##### Material shown #####

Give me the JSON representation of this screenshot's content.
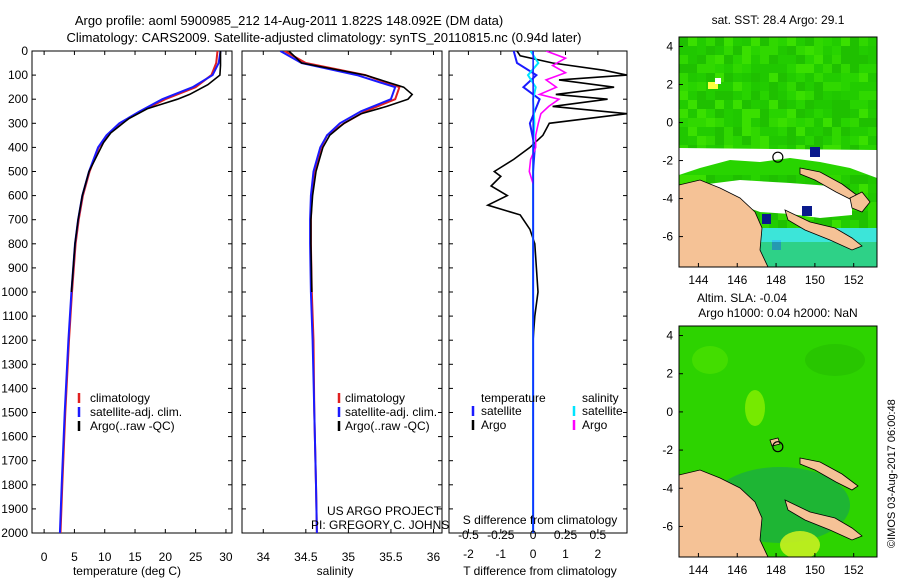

#####
##### Material shown #####

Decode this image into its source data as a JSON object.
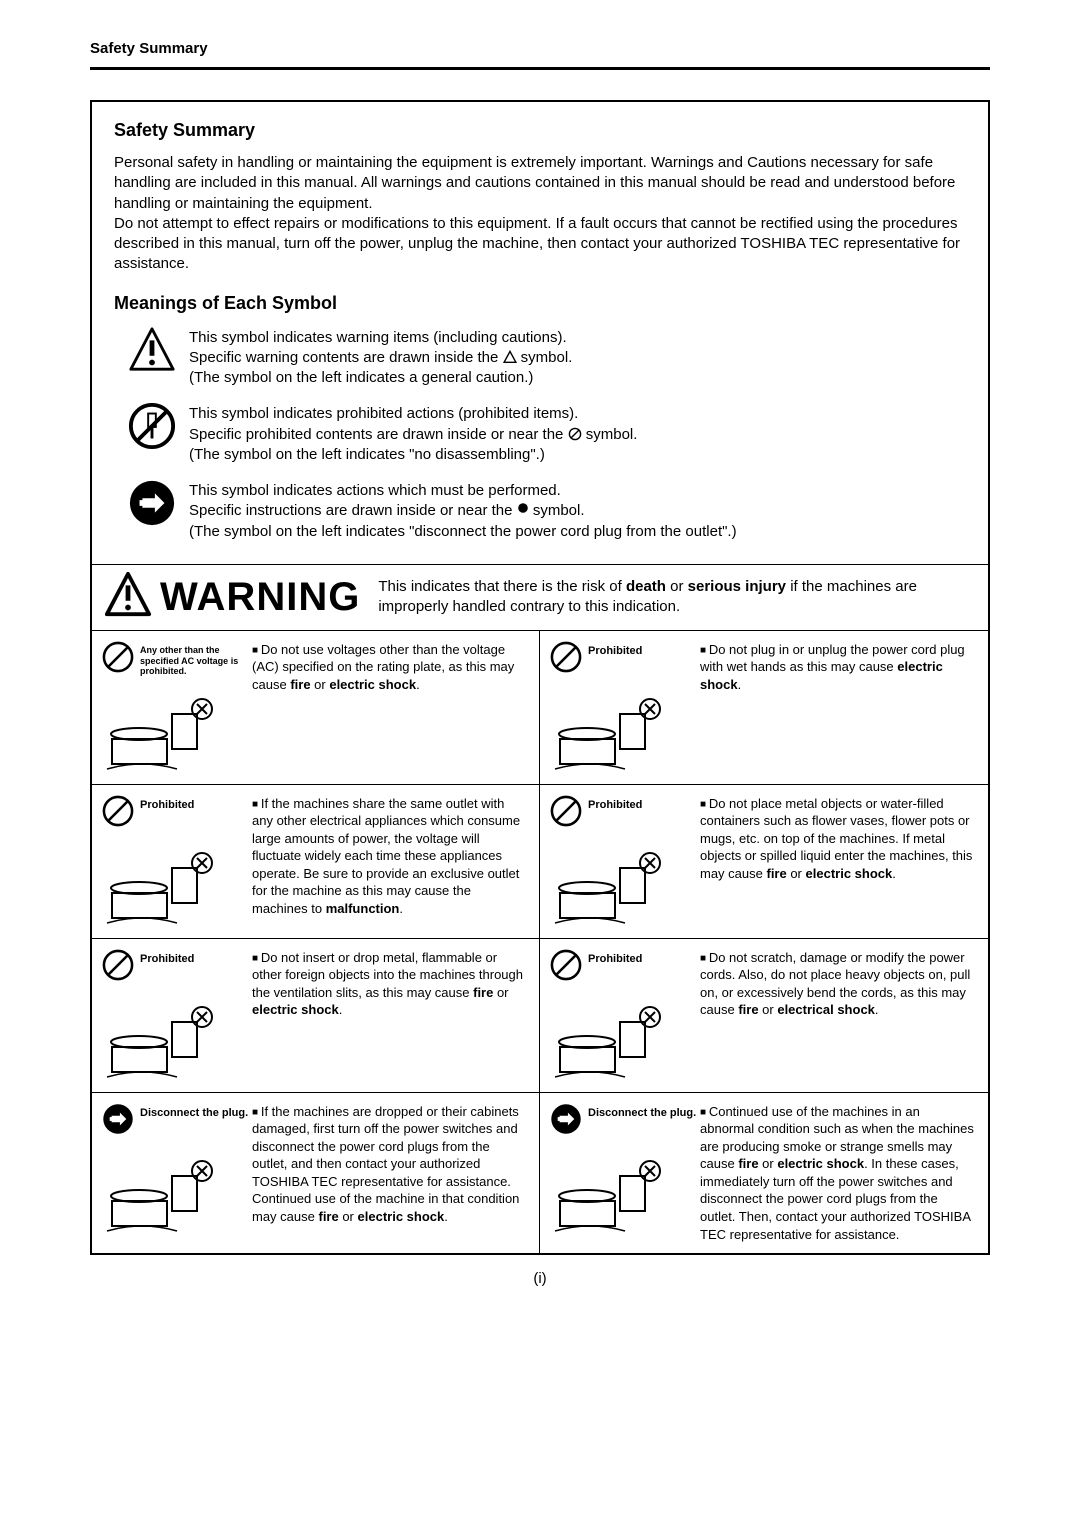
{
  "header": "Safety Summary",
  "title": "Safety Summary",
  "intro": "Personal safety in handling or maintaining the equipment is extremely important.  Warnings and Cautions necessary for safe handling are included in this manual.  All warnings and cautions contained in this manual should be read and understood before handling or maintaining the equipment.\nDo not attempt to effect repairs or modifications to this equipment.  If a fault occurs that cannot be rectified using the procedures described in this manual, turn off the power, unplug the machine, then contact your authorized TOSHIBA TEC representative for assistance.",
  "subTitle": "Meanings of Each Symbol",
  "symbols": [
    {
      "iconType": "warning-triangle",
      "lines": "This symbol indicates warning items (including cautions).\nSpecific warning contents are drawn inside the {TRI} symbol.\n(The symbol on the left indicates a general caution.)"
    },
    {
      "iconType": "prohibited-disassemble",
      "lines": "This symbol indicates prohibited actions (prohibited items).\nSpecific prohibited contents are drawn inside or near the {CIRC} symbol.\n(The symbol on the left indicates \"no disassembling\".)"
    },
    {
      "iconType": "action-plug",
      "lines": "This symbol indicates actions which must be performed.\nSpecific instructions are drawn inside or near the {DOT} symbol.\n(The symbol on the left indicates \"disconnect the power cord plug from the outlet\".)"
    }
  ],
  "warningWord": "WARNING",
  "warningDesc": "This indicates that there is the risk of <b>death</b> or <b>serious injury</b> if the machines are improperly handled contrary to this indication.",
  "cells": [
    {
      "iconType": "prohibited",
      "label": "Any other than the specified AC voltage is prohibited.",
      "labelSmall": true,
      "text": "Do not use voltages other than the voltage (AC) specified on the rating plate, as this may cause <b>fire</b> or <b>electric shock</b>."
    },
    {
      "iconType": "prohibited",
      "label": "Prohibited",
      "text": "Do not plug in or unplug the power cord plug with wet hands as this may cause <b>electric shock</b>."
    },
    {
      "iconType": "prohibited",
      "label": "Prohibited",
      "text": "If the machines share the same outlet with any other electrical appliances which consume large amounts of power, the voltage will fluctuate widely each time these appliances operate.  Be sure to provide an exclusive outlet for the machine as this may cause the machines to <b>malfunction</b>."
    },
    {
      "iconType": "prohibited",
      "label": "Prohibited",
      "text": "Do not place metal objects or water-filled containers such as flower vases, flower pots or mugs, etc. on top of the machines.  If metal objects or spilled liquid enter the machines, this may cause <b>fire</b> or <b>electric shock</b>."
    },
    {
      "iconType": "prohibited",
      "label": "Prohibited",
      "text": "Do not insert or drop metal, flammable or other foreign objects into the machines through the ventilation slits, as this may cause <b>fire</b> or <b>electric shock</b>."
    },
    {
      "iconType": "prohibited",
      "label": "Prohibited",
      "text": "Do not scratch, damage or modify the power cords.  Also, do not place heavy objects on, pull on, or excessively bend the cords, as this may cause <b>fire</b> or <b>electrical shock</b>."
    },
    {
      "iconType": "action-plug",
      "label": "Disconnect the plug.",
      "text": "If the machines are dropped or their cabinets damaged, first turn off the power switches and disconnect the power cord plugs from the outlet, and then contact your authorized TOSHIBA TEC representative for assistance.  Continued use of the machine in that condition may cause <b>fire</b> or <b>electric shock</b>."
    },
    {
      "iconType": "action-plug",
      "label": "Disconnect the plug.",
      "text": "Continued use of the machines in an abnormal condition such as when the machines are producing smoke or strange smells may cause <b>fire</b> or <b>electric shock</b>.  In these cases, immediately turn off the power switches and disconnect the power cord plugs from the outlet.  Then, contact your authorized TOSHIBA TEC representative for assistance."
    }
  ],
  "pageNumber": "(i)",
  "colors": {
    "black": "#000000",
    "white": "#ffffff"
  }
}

#####
##### Material shown #####

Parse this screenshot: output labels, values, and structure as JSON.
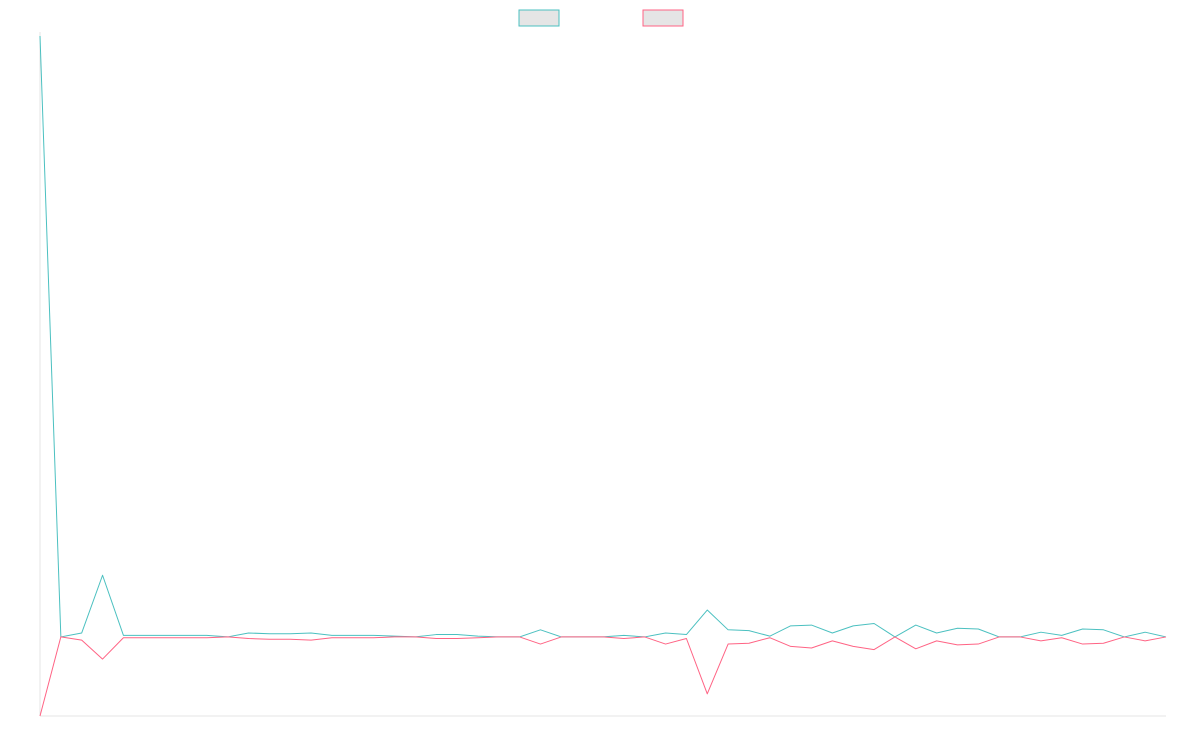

#####

-- Set task --
Only the count is wanted: report how many lines of the material above hold the word "screenshot".

-- Output for this exercise --
2